* _What you have to do_: Nothing should be omitted: restate the full listing word for word.
**** Entries shown
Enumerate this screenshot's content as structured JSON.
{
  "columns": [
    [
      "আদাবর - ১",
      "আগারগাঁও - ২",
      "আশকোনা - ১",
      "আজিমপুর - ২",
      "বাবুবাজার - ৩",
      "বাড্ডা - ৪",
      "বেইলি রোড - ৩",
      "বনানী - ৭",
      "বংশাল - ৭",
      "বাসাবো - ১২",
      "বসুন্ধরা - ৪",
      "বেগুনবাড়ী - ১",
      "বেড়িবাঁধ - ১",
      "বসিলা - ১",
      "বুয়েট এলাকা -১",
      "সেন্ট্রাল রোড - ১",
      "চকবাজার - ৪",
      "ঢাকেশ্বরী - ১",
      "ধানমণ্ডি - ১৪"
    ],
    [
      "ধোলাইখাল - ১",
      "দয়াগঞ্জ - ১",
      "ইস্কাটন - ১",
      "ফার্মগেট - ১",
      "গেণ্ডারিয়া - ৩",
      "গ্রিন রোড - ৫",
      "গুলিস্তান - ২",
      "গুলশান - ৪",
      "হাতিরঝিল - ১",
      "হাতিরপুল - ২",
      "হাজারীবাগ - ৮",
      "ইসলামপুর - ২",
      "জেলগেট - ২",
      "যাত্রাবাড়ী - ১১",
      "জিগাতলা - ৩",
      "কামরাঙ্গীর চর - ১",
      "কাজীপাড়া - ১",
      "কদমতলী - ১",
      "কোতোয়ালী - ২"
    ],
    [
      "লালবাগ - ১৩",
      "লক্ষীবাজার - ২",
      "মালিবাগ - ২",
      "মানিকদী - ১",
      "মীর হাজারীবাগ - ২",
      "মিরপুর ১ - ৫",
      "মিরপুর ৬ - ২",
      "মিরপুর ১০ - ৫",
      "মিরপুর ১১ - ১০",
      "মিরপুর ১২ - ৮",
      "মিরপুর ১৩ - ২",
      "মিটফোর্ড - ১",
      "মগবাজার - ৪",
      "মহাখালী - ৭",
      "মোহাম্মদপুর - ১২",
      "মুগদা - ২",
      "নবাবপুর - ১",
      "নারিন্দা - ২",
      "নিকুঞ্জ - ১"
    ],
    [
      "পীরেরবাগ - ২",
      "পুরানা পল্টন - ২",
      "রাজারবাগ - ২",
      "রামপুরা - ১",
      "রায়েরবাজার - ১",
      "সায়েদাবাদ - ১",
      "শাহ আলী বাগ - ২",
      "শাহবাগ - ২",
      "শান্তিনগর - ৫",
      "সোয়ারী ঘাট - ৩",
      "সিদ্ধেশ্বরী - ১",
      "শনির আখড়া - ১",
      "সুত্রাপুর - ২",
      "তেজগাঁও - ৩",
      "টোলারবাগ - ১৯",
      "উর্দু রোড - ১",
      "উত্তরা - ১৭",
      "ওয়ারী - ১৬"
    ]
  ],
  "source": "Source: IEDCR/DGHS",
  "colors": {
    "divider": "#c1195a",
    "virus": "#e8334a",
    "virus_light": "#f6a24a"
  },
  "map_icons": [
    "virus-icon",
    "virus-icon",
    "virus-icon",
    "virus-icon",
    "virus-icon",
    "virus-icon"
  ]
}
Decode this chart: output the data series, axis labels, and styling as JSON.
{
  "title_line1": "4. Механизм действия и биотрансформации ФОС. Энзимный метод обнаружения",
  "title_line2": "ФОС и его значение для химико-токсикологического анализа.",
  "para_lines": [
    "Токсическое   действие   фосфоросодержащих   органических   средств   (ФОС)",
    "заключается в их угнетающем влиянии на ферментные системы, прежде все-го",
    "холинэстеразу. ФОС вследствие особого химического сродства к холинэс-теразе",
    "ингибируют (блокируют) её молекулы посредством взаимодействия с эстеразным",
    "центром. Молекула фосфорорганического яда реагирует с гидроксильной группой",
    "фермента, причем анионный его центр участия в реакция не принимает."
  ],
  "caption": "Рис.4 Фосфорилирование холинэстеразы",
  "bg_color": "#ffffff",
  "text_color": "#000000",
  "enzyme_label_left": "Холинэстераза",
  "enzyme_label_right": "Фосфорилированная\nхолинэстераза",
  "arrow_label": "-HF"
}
********
* _Written solution_:
Enumerate this screenshot's content as structured JSON.
{
  "columns": [
    [
      "আদাবর - ১",
      "আগারগাঁও - ২",
      "আশকোনা - ১",
      "আজিমপুর - ২",
      "বাবুবাজার - ৩",
      "বাড্ডা - ৪",
      "বেইলি রোড - ৩",
      "বনানী - ৭",
      "বংশাল - ৭",
      "বাসাবো - ১২",
      "বসুন্ধরা - ৪",
      "বেগুনবাড়ী - ১",
      "বেড়িবাঁধ - ১",
      "বসিলা - ১",
      "বুয়েট এলাকা -১",
      "সেন্ট্রাল রোড - ১",
      "চকবাজার - ৪",
      "ঢাকেশ্বরী - ১",
      "ধানমণ্ডি - ১৪"
    ],
    [
      "ধোলাইখাল - ১",
      "দয়াগঞ্জ - ১",
      "ইস্কাটন - ১",
      "ফার্মগেট - ১",
      "গেণ্ডারিয়া - ৩",
      "গ্রিন রোড - ৫",
      "গুলিস্তান - ২",
      "গুলশান - ৪",
      "হাতিরঝিল - ১",
      "হাতিরপুল - ২",
      "হাজারীবাগ - ৮",
      "ইসলামপুর - ২",
      "জেলগেট - ২",
      "যাত্রাবাড়ী - ১১",
      "জিগাতলা - ৩",
      "কামরাঙ্গীর চর - ১",
      "কাজীপাড়া - ১",
      "কদমতলী - ১",
      "কোতোয়ালী - ২"
    ],
    [
      "লালবাগ - ১৩",
      "লক্ষীবাজার - ২",
      "মালিবাগ - ২",
      "মানিকদী - ১",
      "মীর হাজারীবাগ - ২",
      "মিরপুর ১ - ৫",
      "মিরপুর ৬ - ২",
      "মিরপুর ১০ - ৫",
      "মিরপুর ১১ - ১০",
      "মিরপুর ১২ - ৮",
      "মিরপুর ১৩ - ২",
      "মিটফোর্ড - ১",
      "মগবাজার - ৪",
      "মহাখালী - ৭",
      "মোহাম্মদপুর - ১২",
      "মুগদা - ২",
      "নবাবপুর - ১",
      "নারিন্দা - ২",
      "নিকুঞ্জ - ১"
    ],
    [
      "পীরেরবাগ - ২",
      "পুরানা পল্টন - ২",
      "রাজারবাগ - ২",
      "রামপুরা - ১",
      "রায়েরবাজার - ১",
      "সায়েদাবাদ - ১",
      "শাহ আলী বাগ - ২",
      "শাহবাগ - ২",
      "শান্তিনগর - ৫",
      "সোয়ারী ঘাট - ৩",
      "সিদ্ধেশ্বরী - ১",
      "শনির আখড়া - ১",
      "সুত্রাপুর - ২",
      "তেজগাঁও - ৩",
      "টোলারবাগ - ১৯",
      "উর্দু রোড - ১",
      "উত্তরা - ১৭",
      "ওয়ারী - ১৬"
    ]
  ],
  "source": "Source: IEDCR/DGHS",
  "colors": {
    "divider": "#c1195a",
    "virus": "#e8334a",
    "virus_light": "#f6a24a"
  },
  "map_icons": [
    "virus-icon",
    "virus-icon",
    "virus-icon",
    "virus-icon",
    "virus-icon",
    "virus-icon"
  ]
}
Decode this chart: output the data series, axis labels, and styling as JSON.
{
  "title_line1": "4. Механизм действия и биотрансформации ФОС. Энзимный метод обнаружения",
  "title_line2": "ФОС и его значение для химико-токсикологического анализа.",
  "para_lines": [
    "Токсическое   действие   фосфоросодержащих   органических   средств   (ФОС)",
    "заключается в их угнетающем влиянии на ферментные системы, прежде все-го",
    "холинэстеразу. ФОС вследствие особого химического сродства к холинэс-теразе",
    "ингибируют (блокируют) её молекулы посредством взаимодействия с эстеразным",
    "центром. Молекула фосфорорганического яда реагирует с гидроксильной группой",
    "фермента, причем анионный его центр участия в реакция не принимает."
  ],
  "caption": "Рис.4 Фосфорилирование холинэстеразы",
  "bg_color": "#ffffff",
  "text_color": "#000000",
  "enzyme_label_left": "Холинэстераза",
  "enzyme_label_right": "Фосфорилированная\nхолинэстераза",
  "arrow_label": "-HF"
}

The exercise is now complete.